* BEGIN Record extracts *

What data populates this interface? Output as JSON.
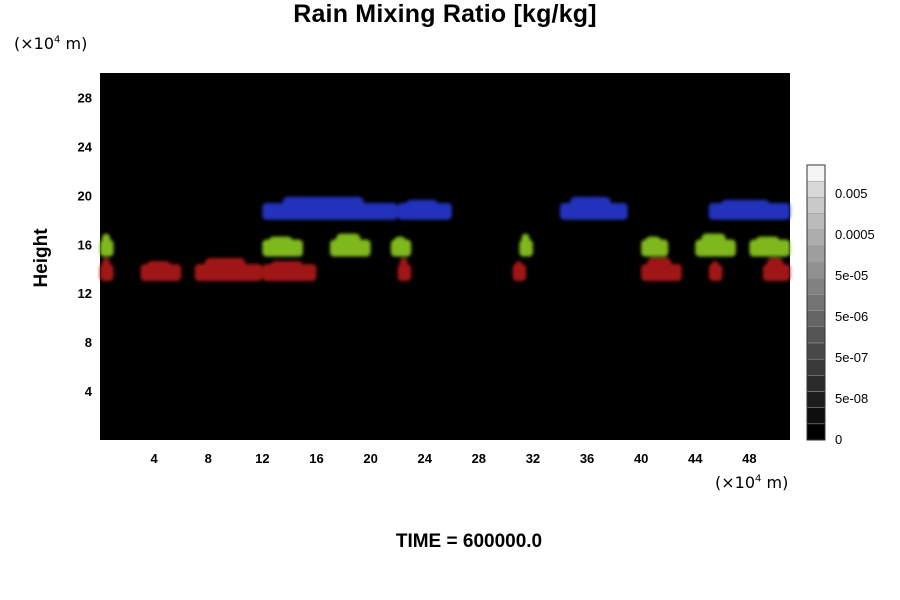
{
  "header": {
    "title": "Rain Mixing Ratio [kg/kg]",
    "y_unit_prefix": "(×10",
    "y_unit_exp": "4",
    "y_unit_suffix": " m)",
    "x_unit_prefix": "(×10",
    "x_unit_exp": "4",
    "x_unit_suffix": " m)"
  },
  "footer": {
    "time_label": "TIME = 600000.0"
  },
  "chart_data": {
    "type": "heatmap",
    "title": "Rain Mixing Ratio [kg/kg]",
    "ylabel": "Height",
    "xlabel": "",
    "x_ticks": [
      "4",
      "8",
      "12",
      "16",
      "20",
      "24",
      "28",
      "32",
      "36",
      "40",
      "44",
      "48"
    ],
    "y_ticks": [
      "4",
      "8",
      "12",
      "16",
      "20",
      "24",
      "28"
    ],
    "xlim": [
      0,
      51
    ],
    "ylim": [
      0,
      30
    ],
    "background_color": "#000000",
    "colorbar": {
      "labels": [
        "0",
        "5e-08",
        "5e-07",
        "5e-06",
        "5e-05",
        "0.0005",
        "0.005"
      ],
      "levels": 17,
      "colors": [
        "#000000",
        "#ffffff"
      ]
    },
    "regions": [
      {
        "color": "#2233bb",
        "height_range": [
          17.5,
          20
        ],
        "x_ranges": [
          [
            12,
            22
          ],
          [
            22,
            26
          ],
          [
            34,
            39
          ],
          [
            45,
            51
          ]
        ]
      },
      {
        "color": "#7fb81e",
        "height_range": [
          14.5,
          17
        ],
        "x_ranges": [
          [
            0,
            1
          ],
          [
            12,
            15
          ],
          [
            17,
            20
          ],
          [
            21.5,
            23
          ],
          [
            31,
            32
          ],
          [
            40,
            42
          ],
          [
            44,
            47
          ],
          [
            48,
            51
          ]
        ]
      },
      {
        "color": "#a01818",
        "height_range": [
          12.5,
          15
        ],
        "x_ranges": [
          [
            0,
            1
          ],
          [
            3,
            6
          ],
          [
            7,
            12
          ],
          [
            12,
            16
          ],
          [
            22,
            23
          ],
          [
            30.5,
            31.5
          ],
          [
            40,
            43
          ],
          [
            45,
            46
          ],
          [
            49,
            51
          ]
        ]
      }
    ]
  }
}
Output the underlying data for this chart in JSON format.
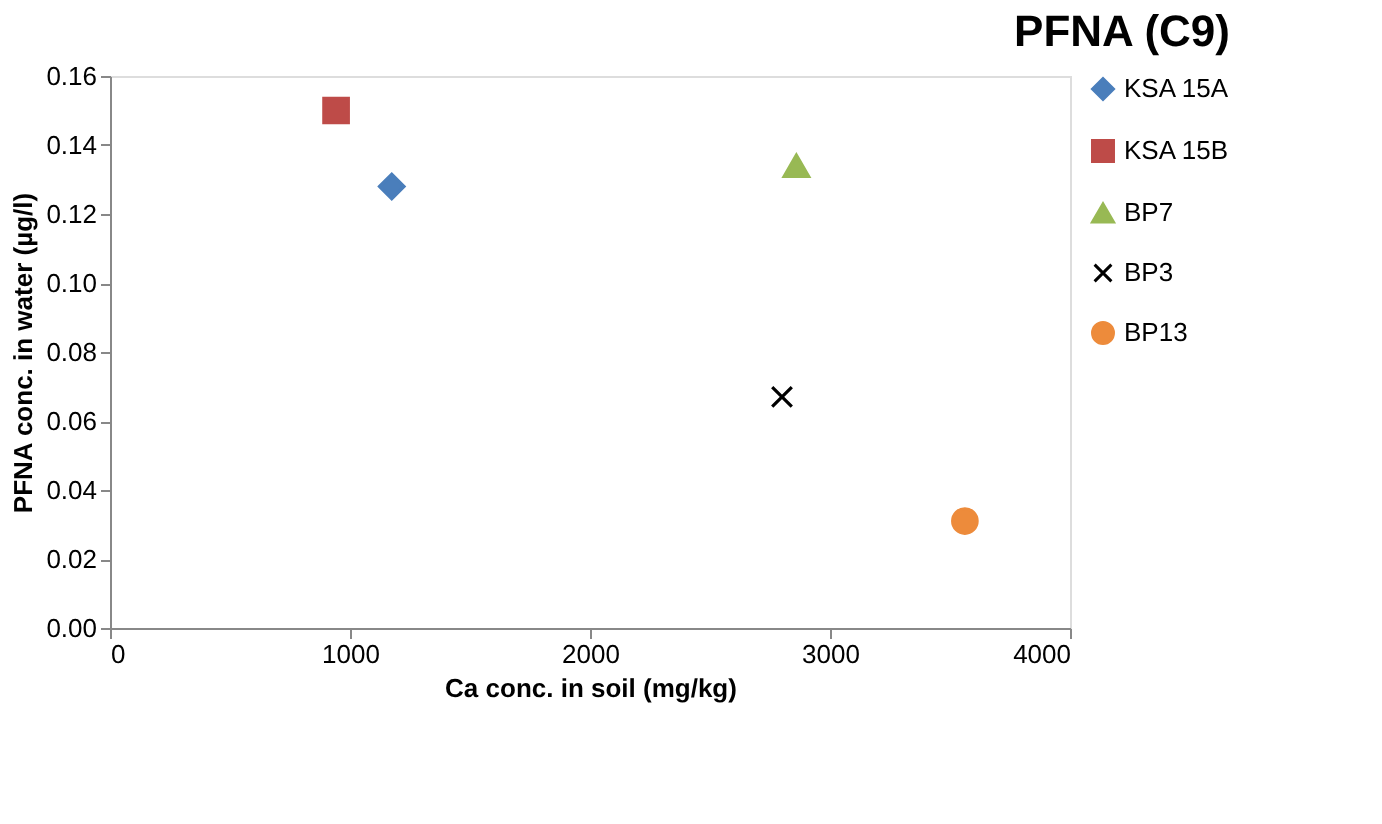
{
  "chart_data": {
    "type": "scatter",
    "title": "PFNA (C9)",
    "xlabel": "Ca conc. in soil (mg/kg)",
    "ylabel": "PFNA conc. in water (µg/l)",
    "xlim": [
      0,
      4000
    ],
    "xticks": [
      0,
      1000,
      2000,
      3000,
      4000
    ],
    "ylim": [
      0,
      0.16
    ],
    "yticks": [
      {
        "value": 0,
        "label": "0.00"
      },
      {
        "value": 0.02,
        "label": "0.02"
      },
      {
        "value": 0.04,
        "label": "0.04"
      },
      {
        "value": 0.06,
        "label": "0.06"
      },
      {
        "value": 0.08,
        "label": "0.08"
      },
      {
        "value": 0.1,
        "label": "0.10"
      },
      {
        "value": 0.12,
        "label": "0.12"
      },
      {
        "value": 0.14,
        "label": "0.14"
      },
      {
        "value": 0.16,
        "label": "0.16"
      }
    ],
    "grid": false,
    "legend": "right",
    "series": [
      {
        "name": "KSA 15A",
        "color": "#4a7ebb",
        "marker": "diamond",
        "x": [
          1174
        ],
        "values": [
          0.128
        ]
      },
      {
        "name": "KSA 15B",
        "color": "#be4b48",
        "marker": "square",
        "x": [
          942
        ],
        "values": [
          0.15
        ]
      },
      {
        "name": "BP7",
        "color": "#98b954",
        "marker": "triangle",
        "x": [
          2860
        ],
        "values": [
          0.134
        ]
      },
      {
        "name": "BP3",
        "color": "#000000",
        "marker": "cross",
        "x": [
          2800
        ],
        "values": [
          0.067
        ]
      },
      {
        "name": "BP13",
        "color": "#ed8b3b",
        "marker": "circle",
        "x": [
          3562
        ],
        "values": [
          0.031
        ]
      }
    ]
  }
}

* END Record extracts *
* BEGIN Record extracts *

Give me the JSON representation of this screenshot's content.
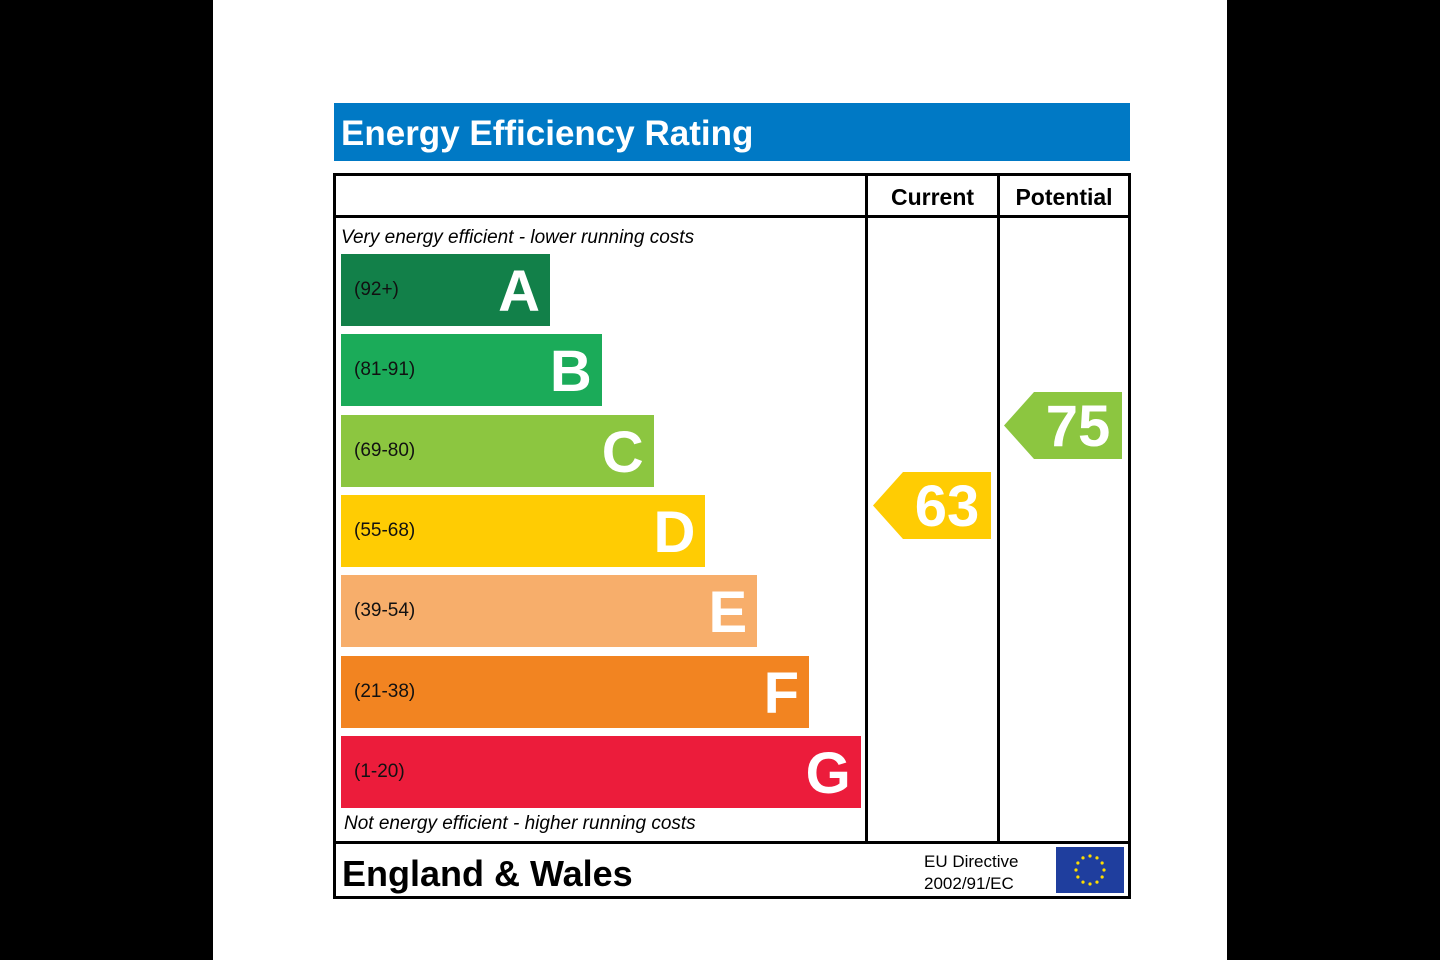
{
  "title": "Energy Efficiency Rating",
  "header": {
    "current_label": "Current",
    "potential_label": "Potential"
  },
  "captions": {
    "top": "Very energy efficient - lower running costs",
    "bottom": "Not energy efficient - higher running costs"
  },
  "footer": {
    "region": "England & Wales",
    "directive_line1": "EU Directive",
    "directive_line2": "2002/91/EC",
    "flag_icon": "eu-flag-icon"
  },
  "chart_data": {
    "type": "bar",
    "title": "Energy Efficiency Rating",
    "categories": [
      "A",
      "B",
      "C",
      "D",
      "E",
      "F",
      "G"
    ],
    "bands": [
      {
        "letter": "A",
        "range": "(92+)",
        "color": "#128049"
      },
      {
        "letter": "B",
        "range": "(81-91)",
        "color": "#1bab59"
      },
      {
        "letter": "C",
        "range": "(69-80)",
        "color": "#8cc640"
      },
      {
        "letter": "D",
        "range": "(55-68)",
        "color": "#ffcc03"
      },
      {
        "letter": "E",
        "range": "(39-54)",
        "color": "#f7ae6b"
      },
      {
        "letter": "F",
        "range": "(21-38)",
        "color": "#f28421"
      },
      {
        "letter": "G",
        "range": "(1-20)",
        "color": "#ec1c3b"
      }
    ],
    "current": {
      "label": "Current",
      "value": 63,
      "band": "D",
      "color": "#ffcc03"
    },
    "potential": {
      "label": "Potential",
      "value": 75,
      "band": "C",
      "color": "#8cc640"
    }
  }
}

* END Record extracts *

Goal: Only the number is wanted: how many lines of the data contain the word "marker"?

Written answer: 5